* [Task details]
Go through the data below and gather each line containing "date".
## BEGIN
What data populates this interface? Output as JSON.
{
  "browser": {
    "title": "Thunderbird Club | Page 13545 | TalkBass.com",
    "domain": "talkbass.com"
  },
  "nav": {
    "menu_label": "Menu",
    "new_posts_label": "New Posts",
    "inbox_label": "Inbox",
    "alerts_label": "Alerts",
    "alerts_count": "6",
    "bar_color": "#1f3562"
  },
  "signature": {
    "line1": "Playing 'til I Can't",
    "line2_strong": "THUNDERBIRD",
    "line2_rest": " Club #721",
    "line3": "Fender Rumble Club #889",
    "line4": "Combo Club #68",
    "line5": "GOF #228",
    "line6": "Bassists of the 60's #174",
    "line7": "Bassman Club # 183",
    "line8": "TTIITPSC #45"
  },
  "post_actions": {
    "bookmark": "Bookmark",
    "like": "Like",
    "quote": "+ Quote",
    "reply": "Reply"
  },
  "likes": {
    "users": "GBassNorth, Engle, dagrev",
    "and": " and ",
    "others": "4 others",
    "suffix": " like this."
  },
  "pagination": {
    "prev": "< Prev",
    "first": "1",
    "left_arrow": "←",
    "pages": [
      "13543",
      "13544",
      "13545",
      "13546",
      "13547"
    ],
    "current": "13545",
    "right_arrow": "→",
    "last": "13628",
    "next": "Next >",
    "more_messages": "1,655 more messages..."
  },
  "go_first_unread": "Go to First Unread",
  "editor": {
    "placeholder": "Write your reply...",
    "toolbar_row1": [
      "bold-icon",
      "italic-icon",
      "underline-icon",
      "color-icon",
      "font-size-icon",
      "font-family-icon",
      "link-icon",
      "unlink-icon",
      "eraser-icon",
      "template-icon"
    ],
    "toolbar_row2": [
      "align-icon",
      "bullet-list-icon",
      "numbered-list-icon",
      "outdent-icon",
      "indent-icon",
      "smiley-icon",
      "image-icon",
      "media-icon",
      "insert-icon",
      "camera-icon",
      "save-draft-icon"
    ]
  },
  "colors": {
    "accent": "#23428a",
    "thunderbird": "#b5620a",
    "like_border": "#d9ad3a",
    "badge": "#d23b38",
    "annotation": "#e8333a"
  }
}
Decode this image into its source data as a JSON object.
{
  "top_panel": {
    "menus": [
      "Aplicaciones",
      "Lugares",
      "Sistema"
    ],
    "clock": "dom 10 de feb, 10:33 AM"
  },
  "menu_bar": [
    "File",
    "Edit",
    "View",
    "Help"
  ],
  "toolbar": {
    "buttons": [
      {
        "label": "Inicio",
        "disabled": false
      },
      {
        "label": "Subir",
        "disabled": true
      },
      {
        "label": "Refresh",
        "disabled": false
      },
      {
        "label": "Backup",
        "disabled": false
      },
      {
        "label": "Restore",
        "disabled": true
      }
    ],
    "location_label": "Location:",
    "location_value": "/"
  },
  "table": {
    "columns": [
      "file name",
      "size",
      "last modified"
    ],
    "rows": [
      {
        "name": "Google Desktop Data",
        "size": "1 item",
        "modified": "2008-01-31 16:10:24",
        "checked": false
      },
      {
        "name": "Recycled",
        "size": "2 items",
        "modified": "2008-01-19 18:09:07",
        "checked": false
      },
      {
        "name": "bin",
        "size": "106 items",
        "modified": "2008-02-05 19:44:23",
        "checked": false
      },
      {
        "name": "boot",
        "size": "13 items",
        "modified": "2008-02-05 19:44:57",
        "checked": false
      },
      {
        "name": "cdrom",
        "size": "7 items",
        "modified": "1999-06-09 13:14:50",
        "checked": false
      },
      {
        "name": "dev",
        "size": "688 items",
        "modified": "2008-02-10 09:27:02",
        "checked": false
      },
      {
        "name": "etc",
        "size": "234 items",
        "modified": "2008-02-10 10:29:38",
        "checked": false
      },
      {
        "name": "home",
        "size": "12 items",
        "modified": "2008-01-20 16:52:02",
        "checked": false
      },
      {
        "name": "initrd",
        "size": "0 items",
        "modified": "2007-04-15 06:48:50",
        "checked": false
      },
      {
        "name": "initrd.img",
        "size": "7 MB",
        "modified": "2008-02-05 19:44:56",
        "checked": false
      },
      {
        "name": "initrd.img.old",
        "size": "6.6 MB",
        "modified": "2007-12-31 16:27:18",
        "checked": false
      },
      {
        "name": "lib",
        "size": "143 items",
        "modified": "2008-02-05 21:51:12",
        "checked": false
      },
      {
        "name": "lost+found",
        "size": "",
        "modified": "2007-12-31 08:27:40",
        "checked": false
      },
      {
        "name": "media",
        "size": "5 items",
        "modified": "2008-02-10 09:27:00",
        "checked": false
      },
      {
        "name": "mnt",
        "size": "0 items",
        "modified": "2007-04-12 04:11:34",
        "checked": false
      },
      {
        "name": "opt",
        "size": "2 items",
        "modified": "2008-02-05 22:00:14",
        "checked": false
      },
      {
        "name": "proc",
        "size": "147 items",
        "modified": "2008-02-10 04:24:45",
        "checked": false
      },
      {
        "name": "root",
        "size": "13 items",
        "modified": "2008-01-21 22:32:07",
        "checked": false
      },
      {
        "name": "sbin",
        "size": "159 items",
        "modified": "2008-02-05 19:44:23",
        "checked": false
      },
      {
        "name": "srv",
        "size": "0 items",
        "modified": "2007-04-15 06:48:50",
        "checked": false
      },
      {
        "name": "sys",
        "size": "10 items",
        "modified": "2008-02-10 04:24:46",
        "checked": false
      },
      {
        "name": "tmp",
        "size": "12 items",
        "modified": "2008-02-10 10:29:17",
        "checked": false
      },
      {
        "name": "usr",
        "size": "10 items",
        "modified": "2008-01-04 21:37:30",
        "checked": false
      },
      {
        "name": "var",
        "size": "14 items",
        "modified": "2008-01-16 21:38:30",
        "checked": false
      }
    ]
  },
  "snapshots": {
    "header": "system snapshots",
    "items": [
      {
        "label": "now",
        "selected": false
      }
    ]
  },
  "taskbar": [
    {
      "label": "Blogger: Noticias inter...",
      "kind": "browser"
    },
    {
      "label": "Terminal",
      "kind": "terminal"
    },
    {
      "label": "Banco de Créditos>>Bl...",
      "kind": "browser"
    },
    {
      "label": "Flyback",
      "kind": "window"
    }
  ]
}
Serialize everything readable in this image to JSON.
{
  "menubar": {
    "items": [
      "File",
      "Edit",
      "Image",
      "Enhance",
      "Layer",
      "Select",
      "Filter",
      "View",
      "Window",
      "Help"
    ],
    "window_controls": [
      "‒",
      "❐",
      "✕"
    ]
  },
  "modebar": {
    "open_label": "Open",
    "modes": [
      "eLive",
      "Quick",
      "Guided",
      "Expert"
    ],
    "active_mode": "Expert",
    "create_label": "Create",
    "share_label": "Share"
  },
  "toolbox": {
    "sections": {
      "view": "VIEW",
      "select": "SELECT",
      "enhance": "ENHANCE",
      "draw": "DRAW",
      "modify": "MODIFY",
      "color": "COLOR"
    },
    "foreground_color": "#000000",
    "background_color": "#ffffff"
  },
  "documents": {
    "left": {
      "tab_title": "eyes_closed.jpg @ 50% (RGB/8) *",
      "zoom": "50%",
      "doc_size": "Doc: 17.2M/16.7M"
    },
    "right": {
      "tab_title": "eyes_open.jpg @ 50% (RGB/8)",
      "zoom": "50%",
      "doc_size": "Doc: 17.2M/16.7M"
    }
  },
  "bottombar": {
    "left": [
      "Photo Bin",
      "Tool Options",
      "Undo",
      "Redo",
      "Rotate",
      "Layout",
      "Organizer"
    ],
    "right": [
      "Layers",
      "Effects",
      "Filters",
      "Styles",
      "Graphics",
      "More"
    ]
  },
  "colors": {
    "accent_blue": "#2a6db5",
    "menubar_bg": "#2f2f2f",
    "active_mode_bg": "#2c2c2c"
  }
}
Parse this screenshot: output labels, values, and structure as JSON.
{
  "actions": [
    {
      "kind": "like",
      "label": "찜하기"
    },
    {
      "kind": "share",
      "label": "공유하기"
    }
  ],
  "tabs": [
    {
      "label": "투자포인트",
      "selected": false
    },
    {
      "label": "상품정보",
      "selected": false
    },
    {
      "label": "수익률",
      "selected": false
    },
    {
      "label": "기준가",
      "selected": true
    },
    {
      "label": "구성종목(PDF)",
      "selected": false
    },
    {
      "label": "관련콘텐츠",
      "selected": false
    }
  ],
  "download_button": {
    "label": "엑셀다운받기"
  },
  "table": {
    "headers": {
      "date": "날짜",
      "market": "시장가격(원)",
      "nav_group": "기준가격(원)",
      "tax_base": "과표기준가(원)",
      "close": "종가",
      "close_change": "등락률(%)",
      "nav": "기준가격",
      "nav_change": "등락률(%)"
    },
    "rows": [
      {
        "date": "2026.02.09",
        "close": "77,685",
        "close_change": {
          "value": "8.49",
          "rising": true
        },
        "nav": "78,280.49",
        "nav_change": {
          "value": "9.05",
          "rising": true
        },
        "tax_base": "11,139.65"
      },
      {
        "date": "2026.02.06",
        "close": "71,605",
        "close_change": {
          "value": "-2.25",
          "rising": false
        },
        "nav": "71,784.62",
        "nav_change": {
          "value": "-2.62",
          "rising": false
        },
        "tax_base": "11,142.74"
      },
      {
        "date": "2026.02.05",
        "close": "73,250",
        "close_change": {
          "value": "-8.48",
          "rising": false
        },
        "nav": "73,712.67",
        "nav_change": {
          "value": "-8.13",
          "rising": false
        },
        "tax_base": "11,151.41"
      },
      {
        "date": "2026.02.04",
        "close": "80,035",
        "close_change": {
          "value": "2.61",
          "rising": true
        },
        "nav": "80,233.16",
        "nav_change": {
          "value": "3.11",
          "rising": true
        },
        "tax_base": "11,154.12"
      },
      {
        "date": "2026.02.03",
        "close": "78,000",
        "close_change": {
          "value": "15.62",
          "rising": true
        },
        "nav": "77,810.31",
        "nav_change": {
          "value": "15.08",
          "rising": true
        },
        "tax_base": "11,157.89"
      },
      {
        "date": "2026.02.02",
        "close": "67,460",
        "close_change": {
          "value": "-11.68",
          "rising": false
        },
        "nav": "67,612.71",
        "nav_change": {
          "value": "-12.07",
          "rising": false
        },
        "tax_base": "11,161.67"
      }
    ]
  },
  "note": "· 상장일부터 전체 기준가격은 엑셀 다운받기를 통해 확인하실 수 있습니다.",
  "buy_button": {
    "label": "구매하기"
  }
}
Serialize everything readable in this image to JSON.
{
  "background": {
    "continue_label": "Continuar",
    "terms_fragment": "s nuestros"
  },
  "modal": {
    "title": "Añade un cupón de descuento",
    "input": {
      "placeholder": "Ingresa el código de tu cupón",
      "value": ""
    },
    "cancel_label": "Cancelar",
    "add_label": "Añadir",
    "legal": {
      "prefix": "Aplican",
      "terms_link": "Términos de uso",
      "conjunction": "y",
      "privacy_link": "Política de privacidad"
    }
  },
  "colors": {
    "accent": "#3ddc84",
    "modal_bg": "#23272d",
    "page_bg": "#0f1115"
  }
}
## END
* [Output of the exercise]
      "date": "날짜",
        "date": "2026.02.09",
        "date": "2026.02.06",
        "date": "2026.02.05",
        "date": "2026.02.04",
        "date": "2026.02.03",
        "date": "2026.02.02",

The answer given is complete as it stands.